══ Excerpted records

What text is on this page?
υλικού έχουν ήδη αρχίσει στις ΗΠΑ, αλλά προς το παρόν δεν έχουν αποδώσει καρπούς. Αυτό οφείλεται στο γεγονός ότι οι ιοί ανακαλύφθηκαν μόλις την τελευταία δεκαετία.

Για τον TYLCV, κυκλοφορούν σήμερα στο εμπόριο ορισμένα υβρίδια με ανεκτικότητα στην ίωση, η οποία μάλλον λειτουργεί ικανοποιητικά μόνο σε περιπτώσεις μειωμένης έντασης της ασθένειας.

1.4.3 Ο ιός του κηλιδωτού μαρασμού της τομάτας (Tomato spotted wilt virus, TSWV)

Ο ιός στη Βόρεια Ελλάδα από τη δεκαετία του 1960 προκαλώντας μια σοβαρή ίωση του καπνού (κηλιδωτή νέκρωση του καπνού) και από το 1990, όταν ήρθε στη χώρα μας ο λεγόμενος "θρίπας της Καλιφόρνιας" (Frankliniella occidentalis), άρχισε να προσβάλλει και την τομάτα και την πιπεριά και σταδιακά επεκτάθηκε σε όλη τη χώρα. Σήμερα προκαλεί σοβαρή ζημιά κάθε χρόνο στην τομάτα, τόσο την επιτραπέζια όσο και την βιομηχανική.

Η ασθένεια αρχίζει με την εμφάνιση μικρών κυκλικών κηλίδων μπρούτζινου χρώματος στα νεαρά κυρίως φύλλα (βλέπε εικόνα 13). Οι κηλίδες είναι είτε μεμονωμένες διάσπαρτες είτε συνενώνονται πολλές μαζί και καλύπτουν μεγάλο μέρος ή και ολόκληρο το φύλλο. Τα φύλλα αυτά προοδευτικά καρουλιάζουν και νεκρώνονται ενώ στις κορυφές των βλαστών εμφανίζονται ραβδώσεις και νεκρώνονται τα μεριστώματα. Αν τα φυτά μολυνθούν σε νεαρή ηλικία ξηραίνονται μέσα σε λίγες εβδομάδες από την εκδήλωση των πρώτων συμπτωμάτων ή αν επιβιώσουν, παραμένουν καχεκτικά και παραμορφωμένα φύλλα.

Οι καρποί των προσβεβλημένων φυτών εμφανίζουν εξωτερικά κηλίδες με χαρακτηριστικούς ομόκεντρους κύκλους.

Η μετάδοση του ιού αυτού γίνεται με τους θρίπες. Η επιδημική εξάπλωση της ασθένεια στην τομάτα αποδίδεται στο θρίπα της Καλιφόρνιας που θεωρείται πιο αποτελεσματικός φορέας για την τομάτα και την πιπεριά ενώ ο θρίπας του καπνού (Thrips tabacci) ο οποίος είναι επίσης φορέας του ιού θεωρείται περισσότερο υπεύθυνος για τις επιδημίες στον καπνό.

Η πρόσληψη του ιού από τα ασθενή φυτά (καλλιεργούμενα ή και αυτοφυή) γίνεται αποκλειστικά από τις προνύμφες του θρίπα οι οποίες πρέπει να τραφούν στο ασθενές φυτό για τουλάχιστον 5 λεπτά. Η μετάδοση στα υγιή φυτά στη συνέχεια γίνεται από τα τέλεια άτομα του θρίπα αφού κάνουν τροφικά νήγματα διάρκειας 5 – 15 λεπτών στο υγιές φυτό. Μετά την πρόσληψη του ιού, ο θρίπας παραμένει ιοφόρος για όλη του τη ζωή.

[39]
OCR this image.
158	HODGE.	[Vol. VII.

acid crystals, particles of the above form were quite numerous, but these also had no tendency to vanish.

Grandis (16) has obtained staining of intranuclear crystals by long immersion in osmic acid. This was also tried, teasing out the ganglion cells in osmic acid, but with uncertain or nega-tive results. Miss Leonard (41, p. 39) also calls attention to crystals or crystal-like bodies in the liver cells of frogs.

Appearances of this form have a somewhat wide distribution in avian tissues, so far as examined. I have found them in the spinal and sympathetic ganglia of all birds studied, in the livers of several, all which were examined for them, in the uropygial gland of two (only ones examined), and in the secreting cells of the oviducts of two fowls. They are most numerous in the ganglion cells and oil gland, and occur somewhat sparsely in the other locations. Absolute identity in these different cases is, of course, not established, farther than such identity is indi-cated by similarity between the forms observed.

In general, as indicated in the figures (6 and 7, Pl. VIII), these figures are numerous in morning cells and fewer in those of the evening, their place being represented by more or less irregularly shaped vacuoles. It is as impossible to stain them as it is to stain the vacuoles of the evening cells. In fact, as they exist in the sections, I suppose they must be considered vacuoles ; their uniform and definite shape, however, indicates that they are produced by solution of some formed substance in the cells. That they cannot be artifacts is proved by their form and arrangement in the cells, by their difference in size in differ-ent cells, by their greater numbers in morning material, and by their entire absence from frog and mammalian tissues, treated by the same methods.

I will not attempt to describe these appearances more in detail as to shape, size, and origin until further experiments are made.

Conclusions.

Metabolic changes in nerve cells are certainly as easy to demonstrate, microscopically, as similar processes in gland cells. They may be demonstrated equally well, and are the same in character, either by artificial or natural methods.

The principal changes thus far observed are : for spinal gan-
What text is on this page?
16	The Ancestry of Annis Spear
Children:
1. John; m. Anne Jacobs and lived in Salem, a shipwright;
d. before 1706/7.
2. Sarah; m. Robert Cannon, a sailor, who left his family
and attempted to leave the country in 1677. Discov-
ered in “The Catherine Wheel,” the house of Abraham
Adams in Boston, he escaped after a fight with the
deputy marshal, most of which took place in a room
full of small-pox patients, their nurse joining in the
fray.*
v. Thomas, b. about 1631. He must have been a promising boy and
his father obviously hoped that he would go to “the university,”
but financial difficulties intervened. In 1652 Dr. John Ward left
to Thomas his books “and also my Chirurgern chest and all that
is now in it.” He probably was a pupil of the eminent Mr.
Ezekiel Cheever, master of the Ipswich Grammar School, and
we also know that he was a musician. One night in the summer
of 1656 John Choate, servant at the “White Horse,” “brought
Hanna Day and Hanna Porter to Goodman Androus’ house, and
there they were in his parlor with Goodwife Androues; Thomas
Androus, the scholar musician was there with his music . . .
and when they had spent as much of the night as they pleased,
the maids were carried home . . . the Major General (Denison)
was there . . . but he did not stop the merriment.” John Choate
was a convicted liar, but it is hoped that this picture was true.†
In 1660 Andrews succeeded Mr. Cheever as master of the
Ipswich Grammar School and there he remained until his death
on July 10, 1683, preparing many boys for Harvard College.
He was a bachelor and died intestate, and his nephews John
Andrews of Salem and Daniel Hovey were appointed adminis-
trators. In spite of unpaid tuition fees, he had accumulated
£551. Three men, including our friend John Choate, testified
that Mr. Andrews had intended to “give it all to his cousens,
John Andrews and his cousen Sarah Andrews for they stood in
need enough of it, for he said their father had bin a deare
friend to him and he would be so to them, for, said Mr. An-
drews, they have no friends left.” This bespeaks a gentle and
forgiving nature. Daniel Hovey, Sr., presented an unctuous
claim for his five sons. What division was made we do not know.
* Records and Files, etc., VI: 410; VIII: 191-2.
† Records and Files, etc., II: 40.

════

• _Activity_
Transcribe the full set of records precisely.

• _Result of this task_
What text is on this page?
υλικού έχουν ήδη αρχίσει στις ΗΠΑ, αλλά προς το παρόν δεν έχουν αποδώσει καρπούς. Αυτό οφείλεται στο γεγονός ότι οι ιοί ανακαλύφθηκαν μόλις την τελευταία δεκαετία.

Για τον TYLCV, κυκλοφορούν σήμερα στο εμπόριο ορισμένα υβρίδια με ανεκτικότητα στην ίωση, η οποία μάλλον λειτουργεί ικανοποιητικά μόνο σε περιπτώσεις μειωμένης έντασης της ασθένειας.

1.4.3 Ο ιός του κηλιδωτού μαρασμού της τομάτας (Tomato spotted wilt virus, TSWV)

Ο ιός στη Βόρεια Ελλάδα από τη δεκαετία του 1960 προκαλώντας μια σοβαρή ίωση του καπνού (κηλιδωτή νέκρωση του καπνού) και από το 1990, όταν ήρθε στη χώρα μας ο λεγόμενος "θρίπας της Καλιφόρνιας" (Frankliniella occidentalis), άρχισε να προσβάλλει και την τομάτα και την πιπεριά και σταδιακά επεκτάθηκε σε όλη τη χώρα. Σήμερα προκαλεί σοβαρή ζημιά κάθε χρόνο στην τομάτα, τόσο την επιτραπέζια όσο και την βιομηχανική.

Η ασθένεια αρχίζει με την εμφάνιση μικρών κυκλικών κηλίδων μπρούτζινου χρώματος στα νεαρά κυρίως φύλλα (βλέπε εικόνα 13). Οι κηλίδες είναι είτε μεμονωμένες διάσπαρτες είτε συνενώνονται πολλές μαζί και καλύπτουν μεγάλο μέρος ή και ολόκληρο το φύλλο. Τα φύλλα αυτά προοδευτικά καρουλιάζουν και νεκρώνονται ενώ στις κορυφές των βλαστών εμφανίζονται ραβδώσεις και νεκρώνονται τα μεριστώματα. Αν τα φυτά μολυνθούν σε νεαρή ηλικία ξηραίνονται μέσα σε λίγες εβδομάδες από την εκδήλωση των πρώτων συμπτωμάτων ή αν επιβιώσουν, παραμένουν καχεκτικά και παραμορφωμένα φύλλα.

Οι καρποί των προσβεβλημένων φυτών εμφανίζουν εξωτερικά κηλίδες με χαρακτηριστικούς ομόκεντρους κύκλους.

Η μετάδοση του ιού αυτού γίνεται με τους θρίπες. Η επιδημική εξάπλωση της ασθένεια στην τομάτα αποδίδεται στο θρίπα της Καλιφόρνιας που θεωρείται πιο αποτελεσματικός φορέας για την τομάτα και την πιπεριά ενώ ο θρίπας του καπνού (Thrips tabacci) ο οποίος είναι επίσης φορέας του ιού θεωρείται περισσότερο υπεύθυνος για τις επιδημίες στον καπνό.

Η πρόσληψη του ιού από τα ασθενή φυτά (καλλιεργούμενα ή και αυτοφυή) γίνεται αποκλειστικά από τις προνύμφες του θρίπα οι οποίες πρέπει να τραφούν στο ασθενές φυτό για τουλάχιστον 5 λεπτά. Η μετάδοση στα υγιή φυτά στη συνέχεια γίνεται από τα τέλεια άτομα του θρίπα αφού κάνουν τροφικά νήγματα διάρκειας 5 – 15 λεπτών στο υγιές φυτό. Μετά την πρόσληψη του ιού, ο θρίπας παραμένει ιοφόρος για όλη του τη ζωή.

[39]
OCR this image.
158	HODGE.	[Vol. VII.

acid crystals, particles of the above form were quite numerous, but these also had no tendency to vanish.

Grandis (16) has obtained staining of intranuclear crystals by long immersion in osmic acid. This was also tried, teasing out the ganglion cells in osmic acid, but with uncertain or nega-tive results. Miss Leonard (41, p. 39) also calls attention to crystals or crystal-like bodies in the liver cells of frogs.

Appearances of this form have a somewhat wide distribution in avian tissues, so far as examined. I have found them in the spinal and sympathetic ganglia of all birds studied, in the livers of several, all which were examined for them, in the uropygial gland of two (only ones examined), and in the secreting cells of the oviducts of two fowls. They are most numerous in the ganglion cells and oil gland, and occur somewhat sparsely in the other locations. Absolute identity in these different cases is, of course, not established, farther than such identity is indi-cated by similarity between the forms observed.

In general, as indicated in the figures (6 and 7, Pl. VIII), these figures are numerous in morning cells and fewer in those of the evening, their place being represented by more or less irregularly shaped vacuoles. It is as impossible to stain them as it is to stain the vacuoles of the evening cells. In fact, as they exist in the sections, I suppose they must be considered vacuoles ; their uniform and definite shape, however, indicates that they are produced by solution of some formed substance in the cells. That they cannot be artifacts is proved by their form and arrangement in the cells, by their difference in size in differ-ent cells, by their greater numbers in morning material, and by their entire absence from frog and mammalian tissues, treated by the same methods.

I will not attempt to describe these appearances more in detail as to shape, size, and origin until further experiments are made.

Conclusions.

Metabolic changes in nerve cells are certainly as easy to demonstrate, microscopically, as similar processes in gland cells. They may be demonstrated equally well, and are the same in character, either by artificial or natural methods.

The principal changes thus far observed are : for spinal gan-
What text is on this page?
16	The Ancestry of Annis Spear
Children:
1. John; m. Anne Jacobs and lived in Salem, a shipwright;
d. before 1706/7.
2. Sarah; m. Robert Cannon, a sailor, who left his family
and attempted to leave the country in 1677. Discov-
ered in “The Catherine Wheel,” the house of Abraham
Adams in Boston, he escaped after a fight with the
deputy marshal, most of which took place in a room
full of small-pox patients, their nurse joining in the
fray.*
v. Thomas, b. about 1631. He must have been a promising boy and
his father obviously hoped that he would go to “the university,”
but financial difficulties intervened. In 1652 Dr. John Ward left
to Thomas his books “and also my Chirurgern chest and all that
is now in it.” He probably was a pupil of the eminent Mr.
Ezekiel Cheever, master of the Ipswich Grammar School, and
we also know that he was a musician. One night in the summer
of 1656 John Choate, servant at the “White Horse,” “brought
Hanna Day and Hanna Porter to Goodman Androus’ house, and
there they were in his parlor with Goodwife Androues; Thomas
Androus, the scholar musician was there with his music . . .
and when they had spent as much of the night as they pleased,
the maids were carried home . . . the Major General (Denison)
was there . . . but he did not stop the merriment.” John Choate
was a convicted liar, but it is hoped that this picture was true.†
In 1660 Andrews succeeded Mr. Cheever as master of the
Ipswich Grammar School and there he remained until his death
on July 10, 1683, preparing many boys for Harvard College.
He was a bachelor and died intestate, and his nephews John
Andrews of Salem and Daniel Hovey were appointed adminis-
trators. In spite of unpaid tuition fees, he had accumulated
£551. Three men, including our friend John Choate, testified
that Mr. Andrews had intended to “give it all to his cousens,
John Andrews and his cousen Sarah Andrews for they stood in
need enough of it, for he said their father had bin a deare
friend to him and he would be so to them, for, said Mr. An-
drews, they have no friends left.” This bespeaks a gentle and
forgiving nature. Daniel Hovey, Sr., presented an unctuous
claim for his five sons. What division was made we do not know.
* Records and Files, etc., VI: 410; VIII: 191-2.
† Records and Files, etc., II: 40.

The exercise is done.